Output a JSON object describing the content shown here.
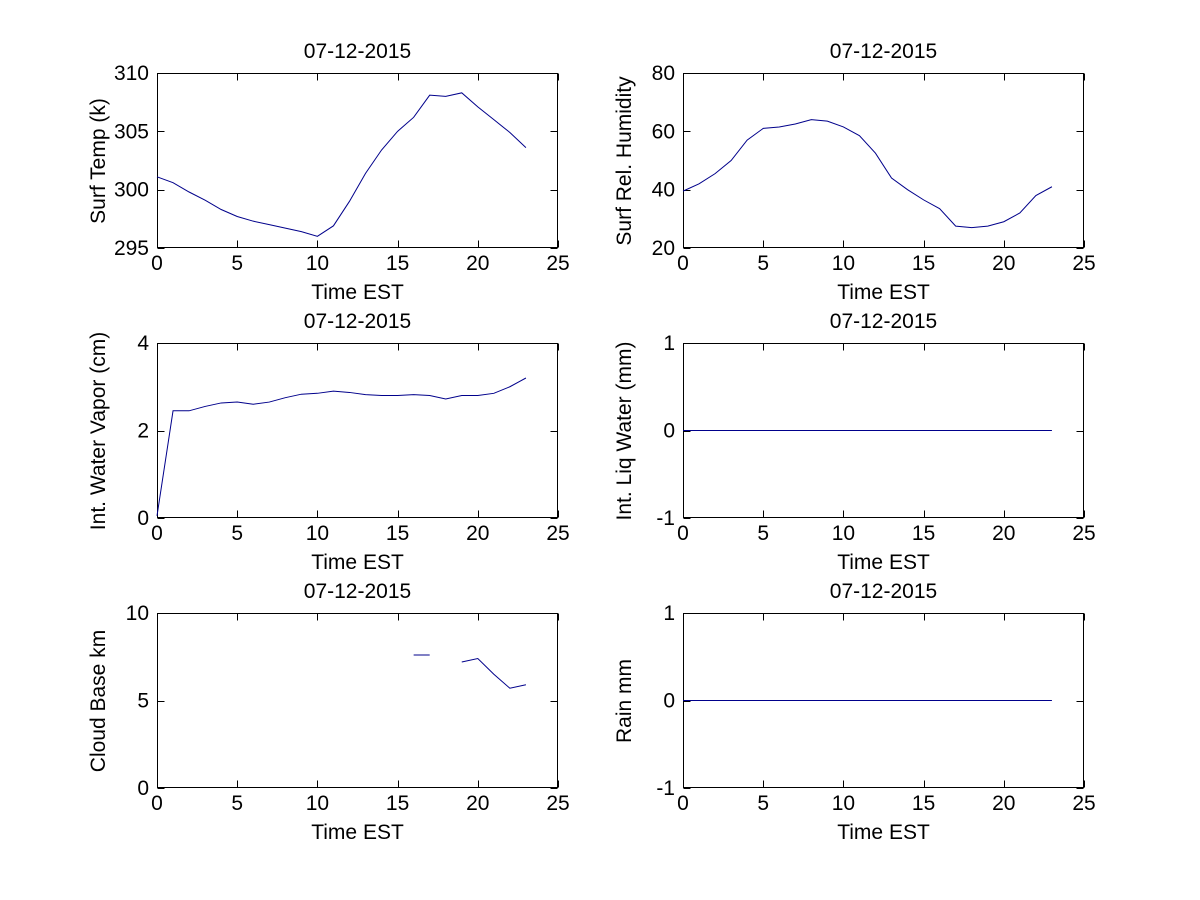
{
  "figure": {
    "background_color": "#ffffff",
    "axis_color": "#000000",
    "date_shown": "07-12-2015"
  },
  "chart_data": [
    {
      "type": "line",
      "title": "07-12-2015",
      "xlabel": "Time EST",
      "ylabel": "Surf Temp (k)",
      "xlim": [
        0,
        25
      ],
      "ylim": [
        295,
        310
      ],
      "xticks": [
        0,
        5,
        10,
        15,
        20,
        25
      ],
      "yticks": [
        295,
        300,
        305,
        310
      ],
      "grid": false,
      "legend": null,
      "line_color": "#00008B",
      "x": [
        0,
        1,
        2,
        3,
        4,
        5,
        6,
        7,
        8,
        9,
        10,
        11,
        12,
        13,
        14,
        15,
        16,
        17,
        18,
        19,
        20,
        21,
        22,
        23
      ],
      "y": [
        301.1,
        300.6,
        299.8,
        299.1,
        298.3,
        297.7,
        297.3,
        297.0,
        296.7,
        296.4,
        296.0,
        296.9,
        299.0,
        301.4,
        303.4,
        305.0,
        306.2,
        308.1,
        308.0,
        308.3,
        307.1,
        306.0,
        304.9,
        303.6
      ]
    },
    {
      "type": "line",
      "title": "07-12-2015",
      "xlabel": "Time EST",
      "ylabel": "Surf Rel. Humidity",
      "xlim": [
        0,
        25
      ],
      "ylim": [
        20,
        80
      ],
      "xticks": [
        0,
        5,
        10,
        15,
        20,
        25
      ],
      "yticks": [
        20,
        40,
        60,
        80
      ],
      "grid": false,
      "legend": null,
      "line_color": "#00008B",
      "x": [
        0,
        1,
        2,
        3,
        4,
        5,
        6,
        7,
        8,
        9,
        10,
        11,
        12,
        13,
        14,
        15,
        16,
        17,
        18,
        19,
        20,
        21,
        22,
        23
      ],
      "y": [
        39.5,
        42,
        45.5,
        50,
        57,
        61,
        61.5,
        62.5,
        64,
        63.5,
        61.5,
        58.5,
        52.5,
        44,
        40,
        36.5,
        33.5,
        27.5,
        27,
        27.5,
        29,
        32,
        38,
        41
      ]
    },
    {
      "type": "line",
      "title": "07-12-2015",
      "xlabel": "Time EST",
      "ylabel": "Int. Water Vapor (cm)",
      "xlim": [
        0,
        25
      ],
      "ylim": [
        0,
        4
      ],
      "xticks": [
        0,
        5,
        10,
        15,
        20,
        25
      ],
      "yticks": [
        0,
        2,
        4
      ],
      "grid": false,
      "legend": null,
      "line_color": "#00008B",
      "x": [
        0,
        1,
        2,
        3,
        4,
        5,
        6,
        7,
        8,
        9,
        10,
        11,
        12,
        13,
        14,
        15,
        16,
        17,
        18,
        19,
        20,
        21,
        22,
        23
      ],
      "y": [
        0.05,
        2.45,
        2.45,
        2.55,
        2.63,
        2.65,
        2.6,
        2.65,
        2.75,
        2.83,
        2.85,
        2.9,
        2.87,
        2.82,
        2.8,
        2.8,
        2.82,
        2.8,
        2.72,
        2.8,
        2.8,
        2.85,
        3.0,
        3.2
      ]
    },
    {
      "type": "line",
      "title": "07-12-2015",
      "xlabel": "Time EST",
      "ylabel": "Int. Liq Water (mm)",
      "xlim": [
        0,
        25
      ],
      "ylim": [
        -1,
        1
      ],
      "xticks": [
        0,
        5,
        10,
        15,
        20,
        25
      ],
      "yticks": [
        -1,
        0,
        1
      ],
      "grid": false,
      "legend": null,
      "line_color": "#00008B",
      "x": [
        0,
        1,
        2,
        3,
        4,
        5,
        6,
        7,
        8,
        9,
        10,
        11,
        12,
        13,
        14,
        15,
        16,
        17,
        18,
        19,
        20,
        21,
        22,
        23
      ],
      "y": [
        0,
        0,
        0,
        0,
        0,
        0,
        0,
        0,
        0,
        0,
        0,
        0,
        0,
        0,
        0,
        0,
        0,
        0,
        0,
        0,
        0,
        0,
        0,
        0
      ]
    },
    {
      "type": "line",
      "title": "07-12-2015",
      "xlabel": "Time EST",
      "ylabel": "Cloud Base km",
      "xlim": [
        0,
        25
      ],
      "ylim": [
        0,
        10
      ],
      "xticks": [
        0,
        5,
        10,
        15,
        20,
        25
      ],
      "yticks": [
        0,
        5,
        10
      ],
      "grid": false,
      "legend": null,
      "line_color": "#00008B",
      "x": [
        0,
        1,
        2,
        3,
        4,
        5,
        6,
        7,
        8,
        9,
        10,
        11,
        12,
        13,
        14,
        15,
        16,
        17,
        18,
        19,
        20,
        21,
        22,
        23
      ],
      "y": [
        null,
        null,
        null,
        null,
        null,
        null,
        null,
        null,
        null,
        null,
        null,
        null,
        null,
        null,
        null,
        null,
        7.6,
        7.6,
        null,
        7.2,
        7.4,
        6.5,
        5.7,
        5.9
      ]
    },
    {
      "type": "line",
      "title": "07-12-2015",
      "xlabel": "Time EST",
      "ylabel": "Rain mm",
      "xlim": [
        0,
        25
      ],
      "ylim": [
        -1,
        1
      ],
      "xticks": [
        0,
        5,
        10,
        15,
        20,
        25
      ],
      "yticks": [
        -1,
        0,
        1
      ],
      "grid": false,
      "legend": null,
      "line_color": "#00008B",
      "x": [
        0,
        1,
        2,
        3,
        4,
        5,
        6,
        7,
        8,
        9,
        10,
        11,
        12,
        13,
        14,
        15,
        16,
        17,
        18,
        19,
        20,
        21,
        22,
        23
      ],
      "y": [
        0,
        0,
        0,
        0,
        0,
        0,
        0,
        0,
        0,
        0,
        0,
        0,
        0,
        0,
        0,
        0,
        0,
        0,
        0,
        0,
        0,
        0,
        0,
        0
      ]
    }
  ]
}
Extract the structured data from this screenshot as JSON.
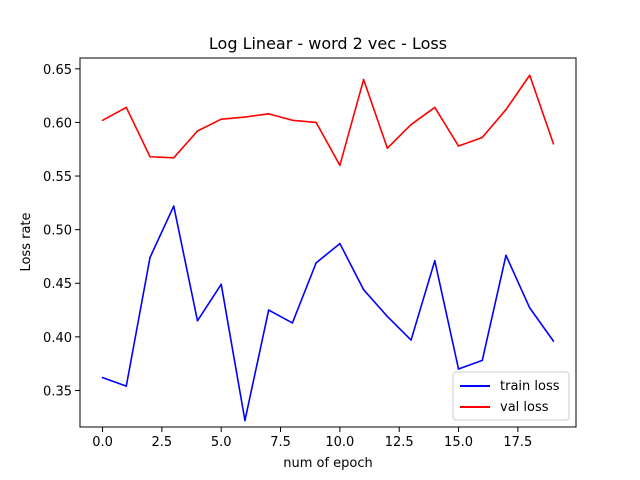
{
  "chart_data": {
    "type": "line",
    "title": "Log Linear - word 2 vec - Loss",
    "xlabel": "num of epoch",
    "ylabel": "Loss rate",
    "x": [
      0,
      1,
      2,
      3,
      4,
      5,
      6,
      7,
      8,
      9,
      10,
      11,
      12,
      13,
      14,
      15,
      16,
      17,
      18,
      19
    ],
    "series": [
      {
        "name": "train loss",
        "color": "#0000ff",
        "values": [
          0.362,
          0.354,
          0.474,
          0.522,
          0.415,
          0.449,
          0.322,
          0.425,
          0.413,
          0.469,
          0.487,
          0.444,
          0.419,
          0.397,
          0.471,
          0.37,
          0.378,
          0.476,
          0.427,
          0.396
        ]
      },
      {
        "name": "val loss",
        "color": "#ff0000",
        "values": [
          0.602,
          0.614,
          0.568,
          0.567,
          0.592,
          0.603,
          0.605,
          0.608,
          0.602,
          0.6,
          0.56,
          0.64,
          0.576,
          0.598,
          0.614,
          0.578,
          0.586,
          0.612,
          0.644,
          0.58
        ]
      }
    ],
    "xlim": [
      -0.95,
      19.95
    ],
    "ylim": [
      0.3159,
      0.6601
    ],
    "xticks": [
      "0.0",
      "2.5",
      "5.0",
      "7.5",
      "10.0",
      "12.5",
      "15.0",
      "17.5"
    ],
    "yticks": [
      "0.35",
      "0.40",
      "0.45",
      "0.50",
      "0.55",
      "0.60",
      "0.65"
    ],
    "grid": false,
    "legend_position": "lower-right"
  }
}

════════════════

# [GIVEN EXERCISE]
From the listing above, pick out every line containing "ylabel".

# [RESULT OF THIS TASK]
      "ylabel": "Surf Temp (k)",
      "ylabel": "Surf Rel. Humidity",
      "ylabel": "Int. Water Vapor (cm)",
      "ylabel": "Int. Liq Water (mm)",
      "ylabel": "Cloud Base km",
      "ylabel": "Rain mm",
    "ylabel": "Loss rate",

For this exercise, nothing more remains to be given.